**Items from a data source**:

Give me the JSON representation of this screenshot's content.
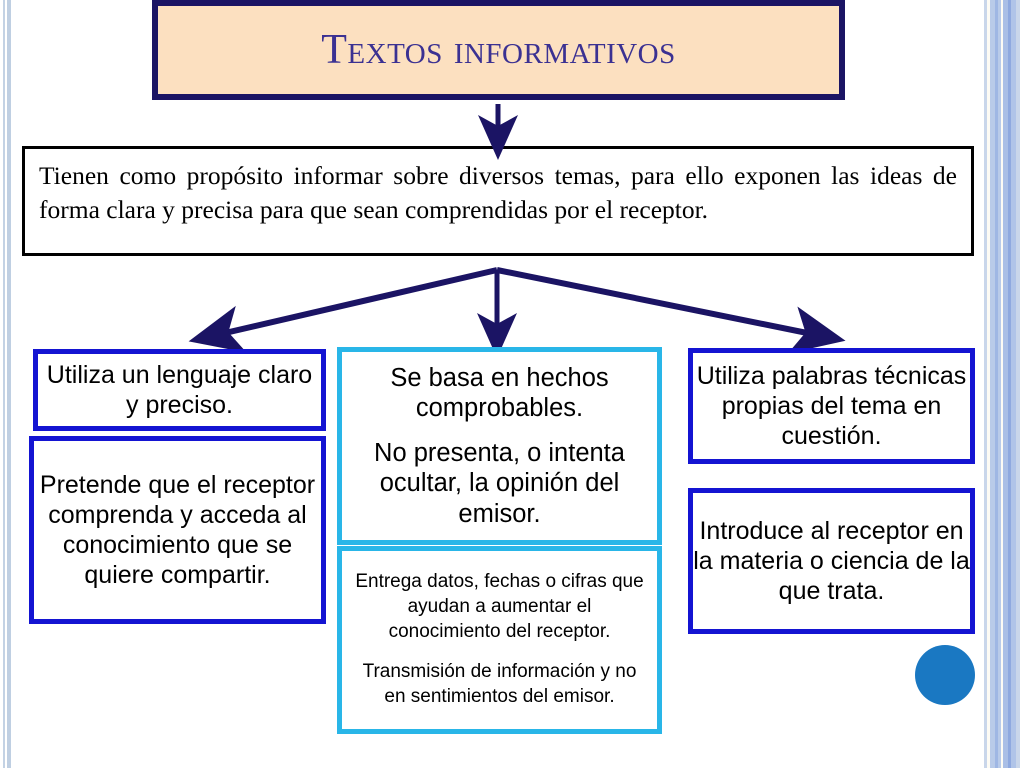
{
  "colors": {
    "title_bg": "#fce0c0",
    "title_border": "#1b1464",
    "title_text": "#3b3192",
    "arrow": "#1b1464",
    "blue_border": "#1414d2",
    "cyan_border": "#29b6e8",
    "dot": "#1a78c2",
    "desc_border": "#000000",
    "body_text": "#000000"
  },
  "title": {
    "text": "Textos informativos"
  },
  "description": {
    "text": "Tienen como propósito informar sobre diversos temas, para ello exponen las ideas de forma clara y precisa para que sean comprendidas por el receptor."
  },
  "columns": {
    "left": {
      "boxes": [
        {
          "lines": [
            "Utiliza un lenguaje claro y preciso."
          ]
        },
        {
          "lines": [
            "Pretende que el receptor comprenda y acceda al conocimiento que se quiere compartir."
          ]
        }
      ]
    },
    "middle": {
      "boxes": [
        {
          "lines": [
            "Se basa en hechos comprobables.",
            "No presenta, o intenta ocultar, la opinión del emisor."
          ]
        },
        {
          "lines": [
            "Entrega datos, fechas o cifras que ayudan a aumentar el conocimiento del receptor.",
            "Transmisión de información y no en sentimientos del emisor."
          ]
        }
      ]
    },
    "right": {
      "boxes": [
        {
          "lines": [
            "Utiliza palabras técnicas propias del tema en cuestión."
          ]
        },
        {
          "lines": [
            "Introduce al receptor en la materia o ciencia de la que trata."
          ]
        }
      ]
    }
  },
  "connectors": {
    "title_to_description": "down-arrow",
    "description_to_left": "diagonal-left-arrow",
    "description_to_middle": "down-arrow",
    "description_to_right": "diagonal-right-arrow"
  },
  "decorations": {
    "left_edge_stripe": "vertical-stripe-band",
    "right_edge_stripe": "vertical-stripe-band",
    "circle": "blue-dot"
  }
}
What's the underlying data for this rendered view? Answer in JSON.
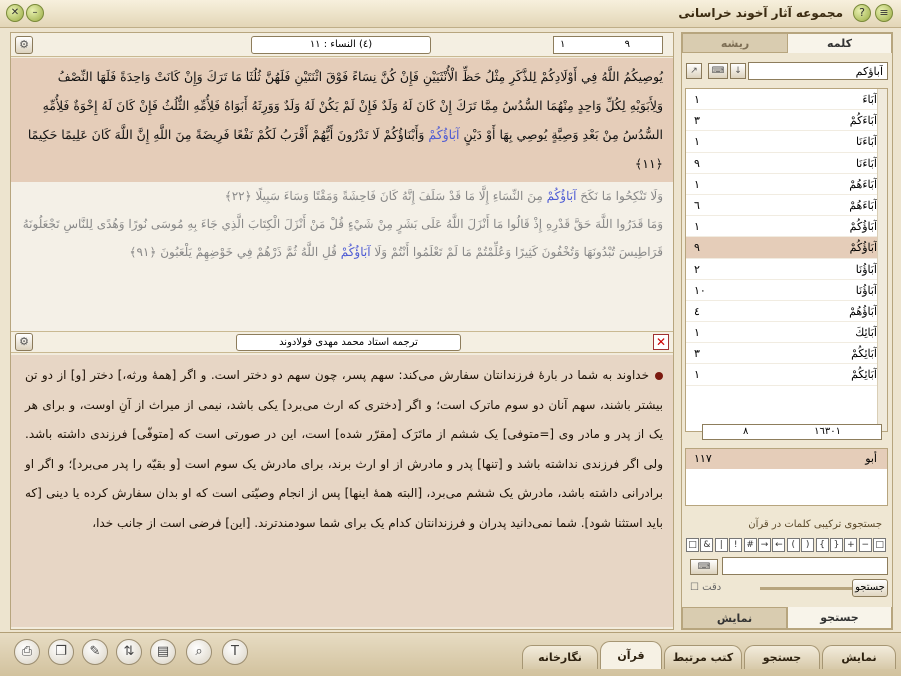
{
  "app": {
    "title": "مجموعه آثار آخوند خراسانی"
  },
  "verse_bar": {
    "sura_label": "(٤) النساء : ١١",
    "verse_from": "١",
    "verse_to": "٩"
  },
  "arabic": {
    "active_verse": "يُوصِيكُمُ اللَّهُ فِي أَوْلَادِكُمْ لِلذَّكَرِ مِثْلُ حَظِّ الْأُنْثَيَيْنِ فَإِنْ كُنَّ نِسَاءً فَوْقَ اثْنَتَيْنِ فَلَهُنَّ ثُلُثَا مَا تَرَكَ وَإِنْ كَانَتْ وَاحِدَةً فَلَهَا النِّصْفُ وَلِأَبَوَيْهِ لِكُلِّ وَاحِدٍ مِنْهُمَا السُّدُسُ مِمَّا تَرَكَ إِنْ كَانَ لَهُ وَلَدٌ فَإِنْ لَمْ يَكُنْ لَهُ وَلَدٌ وَوَرِثَهُ أَبَوَاهُ فَلِأُمِّهِ الثُّلُثُ فَإِنْ كَانَ لَهُ إِخْوَةٌ فَلِأُمِّهِ السُّدُسُ مِنْ بَعْدِ وَصِيَّةٍ يُوصِي بِهَا أَوْ دَيْنٍ",
    "active_highlight": "آبَاؤُكُمْ",
    "active_tail": "وَأَبْنَاؤُكُمْ لَا تَدْرُونَ أَيُّهُمْ أَقْرَبُ لَكُمْ نَفْعًا فَرِيضَةً مِنَ اللَّهِ إِنَّ اللَّهَ كَانَ عَلِيمًا حَكِيمًا ﴿١١﴾",
    "v22_pre": "وَلَا تَنْكِحُوا مَا نَكَحَ",
    "v22_hl": "آبَاؤُكُمْ",
    "v22_post": "مِنَ النِّسَاءِ إِلَّا مَا قَدْ سَلَفَ إِنَّهُ كَانَ فَاحِشَةً وَمَقْتًا وَسَاءَ سَبِيلًا ﴿٢٢﴾",
    "v91_pre": "وَمَا قَدَرُوا اللَّهَ حَقَّ قَدْرِهِ إِذْ قَالُوا مَا أَنْزَلَ اللَّهُ عَلَى بَشَرٍ مِنْ شَيْءٍ قُلْ مَنْ أَنْزَلَ الْكِتَابَ الَّذِي جَاءَ بِهِ مُوسَى نُورًا وَهُدًى لِلنَّاسِ تَجْعَلُونَهُ قَرَاطِيسَ تُبْدُونَهَا وَتُخْفُونَ كَثِيرًا وَعُلِّمْتُمْ مَا لَمْ تَعْلَمُوا أَنْتُمْ وَلَا",
    "v91_hl": "آبَاؤُكُمْ",
    "v91_post": "قُلِ اللَّهُ ثُمَّ ذَرْهُمْ فِي خَوْضِهِمْ يَلْعَبُونَ ﴿٩١﴾"
  },
  "translation": {
    "title": "ترجمه استاد محمد مهدی فولادوند",
    "text": "خداوند به شما در بارهٔ فرزندانتان سفارش می‌کند: سهم پسر، چون سهم دو دختر است. و اگر [همهٔ ورثه،] دختر [و] از دو تن بیشتر باشند، سهم آنان دو سوم ماترک است؛ و اگر [دختری که ارث می‌برد] یکی باشد، نیمی از میراث از آنِ اوست، و برای هر یک از پدر و مادر وی [=متوفی] یک ششم از ماتَرَک [مقرّر شده] است، این در صورتی است که [متوفّی] فرزندی داشته باشد. ولی اگر فرزندی نداشته باشد و [تنها] پدر و مادرش از او ارث برند، برای مادرش یک سوم است [و بقیّه را پدر می‌برد]؛ و اگر او برادرانی داشته باشد، مادرش یک ششم می‌برد، [البته همهٔ اینها] پس از انجام وصیّتی است که او بدان سفارش کرده یا دینی [که باید استثنا شود]. شما نمی‌دانید پدران و فرزندانتان کدام یک برای شما سودمندترند. [این] فرضی است از جانب خدا،"
  },
  "side": {
    "tab_word": "کلمه",
    "tab_root": "ریشه",
    "search_value": "آباؤکم",
    "words": [
      {
        "w": "آبَاءَ",
        "c": "١"
      },
      {
        "w": "آبَاءَكُمْ",
        "c": "٣"
      },
      {
        "w": "آبَاءَنَا",
        "c": "١"
      },
      {
        "w": "آبَاءَنَا",
        "c": "٩"
      },
      {
        "w": "آبَاءَهُمْ",
        "c": "١"
      },
      {
        "w": "آبَاءَهُمْ",
        "c": "٦"
      },
      {
        "w": "آبَاؤُكُمْ",
        "c": "١"
      },
      {
        "w": "آبَاؤُكُمْ",
        "c": "٩"
      },
      {
        "w": "آبَاؤُنَا",
        "c": "٢"
      },
      {
        "w": "آبَاؤُنَا",
        "c": "١٠"
      },
      {
        "w": "آبَاؤُهُمْ",
        "c": "٤"
      },
      {
        "w": "آبَائِكَ",
        "c": "١"
      },
      {
        "w": "آبَائِكُمْ",
        "c": "٣"
      },
      {
        "w": "آبَائِكُمْ",
        "c": "١"
      }
    ],
    "count_a": "٨",
    "count_b": "١٦٣٠١",
    "root_word": "أبو",
    "root_count": "١١٧",
    "combo_title": "جستجوی ترکیبی کلمات در قرآن",
    "ops": [
      "□",
      "&",
      "|",
      "!",
      "#",
      "→",
      "←",
      "(",
      ")",
      "{",
      "}",
      "+",
      "−",
      "□"
    ],
    "exact_label": "دقت",
    "go_label": "جستجو",
    "bottom_show": "نمایش",
    "bottom_search": "جستجو"
  },
  "bottom": {
    "tabs": [
      "نمایش",
      "جستجو",
      "کتب مرتبط",
      "قرآن",
      "نگارخانه"
    ],
    "tools": [
      "print",
      "copy",
      "note",
      "nav",
      "page",
      "search",
      "font"
    ]
  }
}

**Short task**: Write every entry out again exactly, dropping the pictures.

**Reply to the task**:
Give me the JSON representation of this screenshot's content.
{
  "colors": {
    "title_bg": "#fce0c0",
    "title_border": "#1b1464",
    "title_text": "#3b3192",
    "arrow": "#1b1464",
    "blue_border": "#1414d2",
    "cyan_border": "#29b6e8",
    "dot": "#1a78c2",
    "desc_border": "#000000",
    "body_text": "#000000"
  },
  "title": {
    "text": "Textos informativos"
  },
  "description": {
    "text": "Tienen como propósito informar sobre diversos temas, para ello exponen las ideas de forma clara y precisa para que sean comprendidas por el receptor."
  },
  "columns": {
    "left": {
      "boxes": [
        {
          "lines": [
            "Utiliza un lenguaje claro y preciso."
          ]
        },
        {
          "lines": [
            "Pretende que el receptor comprenda y acceda al conocimiento que se quiere compartir."
          ]
        }
      ]
    },
    "middle": {
      "boxes": [
        {
          "lines": [
            "Se basa en hechos comprobables.",
            "No presenta, o intenta ocultar, la opinión del emisor."
          ]
        },
        {
          "lines": [
            "Entrega datos, fechas o cifras que ayudan a aumentar el conocimiento del receptor.",
            "Transmisión de información y no en sentimientos del emisor."
          ]
        }
      ]
    },
    "right": {
      "boxes": [
        {
          "lines": [
            "Utiliza palabras técnicas propias del tema en cuestión."
          ]
        },
        {
          "lines": [
            "Introduce al receptor en la materia o ciencia de la que trata."
          ]
        }
      ]
    }
  },
  "connectors": {
    "title_to_description": "down-arrow",
    "description_to_left": "diagonal-left-arrow",
    "description_to_middle": "down-arrow",
    "description_to_right": "diagonal-right-arrow"
  },
  "decorations": {
    "left_edge_stripe": "vertical-stripe-band",
    "right_edge_stripe": "vertical-stripe-band",
    "circle": "blue-dot"
  }
}
What's the underlying data for this rendered view? Answer in JSON.
{
  "app": {
    "title": "مجموعه آثار آخوند خراسانی"
  },
  "verse_bar": {
    "sura_label": "(٤) النساء : ١١",
    "verse_from": "١",
    "verse_to": "٩"
  },
  "arabic": {
    "active_verse": "يُوصِيكُمُ اللَّهُ فِي أَوْلَادِكُمْ لِلذَّكَرِ مِثْلُ حَظِّ الْأُنْثَيَيْنِ فَإِنْ كُنَّ نِسَاءً فَوْقَ اثْنَتَيْنِ فَلَهُنَّ ثُلُثَا مَا تَرَكَ وَإِنْ كَانَتْ وَاحِدَةً فَلَهَا النِّصْفُ وَلِأَبَوَيْهِ لِكُلِّ وَاحِدٍ مِنْهُمَا السُّدُسُ مِمَّا تَرَكَ إِنْ كَانَ لَهُ وَلَدٌ فَإِنْ لَمْ يَكُنْ لَهُ وَلَدٌ وَوَرِثَهُ أَبَوَاهُ فَلِأُمِّهِ الثُّلُثُ فَإِنْ كَانَ لَهُ إِخْوَةٌ فَلِأُمِّهِ السُّدُسُ مِنْ بَعْدِ وَصِيَّةٍ يُوصِي بِهَا أَوْ دَيْنٍ",
    "active_highlight": "آبَاؤُكُمْ",
    "active_tail": "وَأَبْنَاؤُكُمْ لَا تَدْرُونَ أَيُّهُمْ أَقْرَبُ لَكُمْ نَفْعًا فَرِيضَةً مِنَ اللَّهِ إِنَّ اللَّهَ كَانَ عَلِيمًا حَكِيمًا ﴿١١﴾",
    "v22_pre": "وَلَا تَنْكِحُوا مَا نَكَحَ",
    "v22_hl": "آبَاؤُكُمْ",
    "v22_post": "مِنَ النِّسَاءِ إِلَّا مَا قَدْ سَلَفَ إِنَّهُ كَانَ فَاحِشَةً وَمَقْتًا وَسَاءَ سَبِيلًا ﴿٢٢﴾",
    "v91_pre": "وَمَا قَدَرُوا اللَّهَ حَقَّ قَدْرِهِ إِذْ قَالُوا مَا أَنْزَلَ اللَّهُ عَلَى بَشَرٍ مِنْ شَيْءٍ قُلْ مَنْ أَنْزَلَ الْكِتَابَ الَّذِي جَاءَ بِهِ مُوسَى نُورًا وَهُدًى لِلنَّاسِ تَجْعَلُونَهُ قَرَاطِيسَ تُبْدُونَهَا وَتُخْفُونَ كَثِيرًا وَعُلِّمْتُمْ مَا لَمْ تَعْلَمُوا أَنْتُمْ وَلَا",
    "v91_hl": "آبَاؤُكُمْ",
    "v91_post": "قُلِ اللَّهُ ثُمَّ ذَرْهُمْ فِي خَوْضِهِمْ يَلْعَبُونَ ﴿٩١﴾"
  },
  "translation": {
    "title": "ترجمه استاد محمد مهدی فولادوند",
    "text": "خداوند به شما در بارهٔ فرزندانتان سفارش می‌کند: سهم پسر، چون سهم دو دختر است. و اگر [همهٔ ورثه،] دختر [و] از دو تن بیشتر باشند، سهم آنان دو سوم ماترک است؛ و اگر [دختری که ارث می‌برد] یکی باشد، نیمی از میراث از آنِ اوست، و برای هر یک از پدر و مادر وی [=متوفی] یک ششم از ماتَرَک [مقرّر شده] است، این در صورتی است که [متوفّی] فرزندی داشته باشد. ولی اگر فرزندی نداشته باشد و [تنها] پدر و مادرش از او ارث برند، برای مادرش یک سوم است [و بقیّه را پدر می‌برد]؛ و اگر او برادرانی داشته باشد، مادرش یک ششم می‌برد، [البته همهٔ اینها] پس از انجام وصیّتی است که او بدان سفارش کرده یا دینی [که باید استثنا شود]. شما نمی‌دانید پدران و فرزندانتان کدام یک برای شما سودمندترند. [این] فرضی است از جانب خدا،"
  },
  "side": {
    "tab_word": "کلمه",
    "tab_root": "ریشه",
    "search_value": "آباؤکم",
    "words": [
      {
        "w": "آبَاءَ",
        "c": "١"
      },
      {
        "w": "آبَاءَكُمْ",
        "c": "٣"
      },
      {
        "w": "آبَاءَنَا",
        "c": "١"
      },
      {
        "w": "آبَاءَنَا",
        "c": "٩"
      },
      {
        "w": "آبَاءَهُمْ",
        "c": "١"
      },
      {
        "w": "آبَاءَهُمْ",
        "c": "٦"
      },
      {
        "w": "آبَاؤُكُمْ",
        "c": "١"
      },
      {
        "w": "آبَاؤُكُمْ",
        "c": "٩"
      },
      {
        "w": "آبَاؤُنَا",
        "c": "٢"
      },
      {
        "w": "آبَاؤُنَا",
        "c": "١٠"
      },
      {
        "w": "آبَاؤُهُمْ",
        "c": "٤"
      },
      {
        "w": "آبَائِكَ",
        "c": "١"
      },
      {
        "w": "آبَائِكُمْ",
        "c": "٣"
      },
      {
        "w": "آبَائِكُمْ",
        "c": "١"
      }
    ],
    "count_a": "٨",
    "count_b": "١٦٣٠١",
    "root_word": "أبو",
    "root_count": "١١٧",
    "combo_title": "جستجوی ترکیبی کلمات در قرآن",
    "ops": [
      "□",
      "&",
      "|",
      "!",
      "#",
      "→",
      "←",
      "(",
      ")",
      "{",
      "}",
      "+",
      "−",
      "□"
    ],
    "exact_label": "دقت",
    "go_label": "جستجو",
    "bottom_show": "نمایش",
    "bottom_search": "جستجو"
  },
  "bottom": {
    "tabs": [
      "نمایش",
      "جستجو",
      "کتب مرتبط",
      "قرآن",
      "نگارخانه"
    ],
    "tools": [
      "print",
      "copy",
      "note",
      "nav",
      "page",
      "search",
      "font"
    ]
  }
}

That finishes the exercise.